— Start of Data listing —

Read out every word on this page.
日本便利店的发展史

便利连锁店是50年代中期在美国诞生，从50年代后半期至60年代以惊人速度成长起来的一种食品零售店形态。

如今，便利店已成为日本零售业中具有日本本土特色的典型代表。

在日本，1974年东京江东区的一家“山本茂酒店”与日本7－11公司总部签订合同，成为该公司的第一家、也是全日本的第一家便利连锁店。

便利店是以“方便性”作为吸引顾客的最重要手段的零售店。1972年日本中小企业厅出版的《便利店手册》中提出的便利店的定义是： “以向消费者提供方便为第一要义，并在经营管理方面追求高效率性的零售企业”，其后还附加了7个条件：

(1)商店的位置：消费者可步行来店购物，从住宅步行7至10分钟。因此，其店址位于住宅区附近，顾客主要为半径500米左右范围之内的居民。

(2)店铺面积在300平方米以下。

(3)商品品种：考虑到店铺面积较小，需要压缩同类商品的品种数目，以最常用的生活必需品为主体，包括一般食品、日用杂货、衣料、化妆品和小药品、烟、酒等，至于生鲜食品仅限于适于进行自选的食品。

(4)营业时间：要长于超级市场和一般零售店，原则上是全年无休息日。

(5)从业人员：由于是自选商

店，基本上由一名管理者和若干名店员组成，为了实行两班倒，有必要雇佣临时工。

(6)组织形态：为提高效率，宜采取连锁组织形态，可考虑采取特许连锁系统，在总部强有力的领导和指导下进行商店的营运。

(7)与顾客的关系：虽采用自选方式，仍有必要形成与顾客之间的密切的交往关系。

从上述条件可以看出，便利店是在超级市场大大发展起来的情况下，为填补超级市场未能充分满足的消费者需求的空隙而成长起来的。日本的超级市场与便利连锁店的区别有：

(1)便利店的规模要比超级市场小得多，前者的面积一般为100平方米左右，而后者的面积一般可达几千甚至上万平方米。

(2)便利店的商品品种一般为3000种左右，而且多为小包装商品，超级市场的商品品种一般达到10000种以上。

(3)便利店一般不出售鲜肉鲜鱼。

— End of Data listing —
— Start of Data listing —

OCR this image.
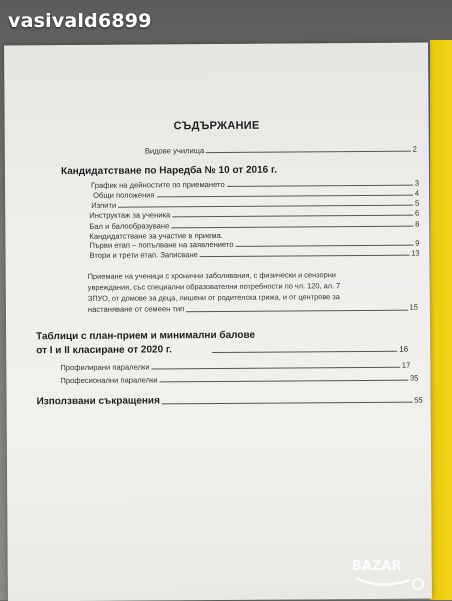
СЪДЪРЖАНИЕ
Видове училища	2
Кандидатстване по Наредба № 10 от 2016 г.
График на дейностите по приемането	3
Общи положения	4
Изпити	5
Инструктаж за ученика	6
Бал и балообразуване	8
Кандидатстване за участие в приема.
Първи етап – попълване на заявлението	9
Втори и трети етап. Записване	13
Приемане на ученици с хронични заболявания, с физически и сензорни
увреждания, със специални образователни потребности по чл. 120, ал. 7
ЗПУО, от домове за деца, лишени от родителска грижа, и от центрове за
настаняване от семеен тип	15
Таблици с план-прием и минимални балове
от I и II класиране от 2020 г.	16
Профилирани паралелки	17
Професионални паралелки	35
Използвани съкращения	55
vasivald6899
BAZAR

— End of Data listing —

**What this task involves**
Pick out and copy the lines of the entries that hold the string "етап".

**Task response**
Първи етап – попълване на заявлението	9
Втори и трети етап. Записване	13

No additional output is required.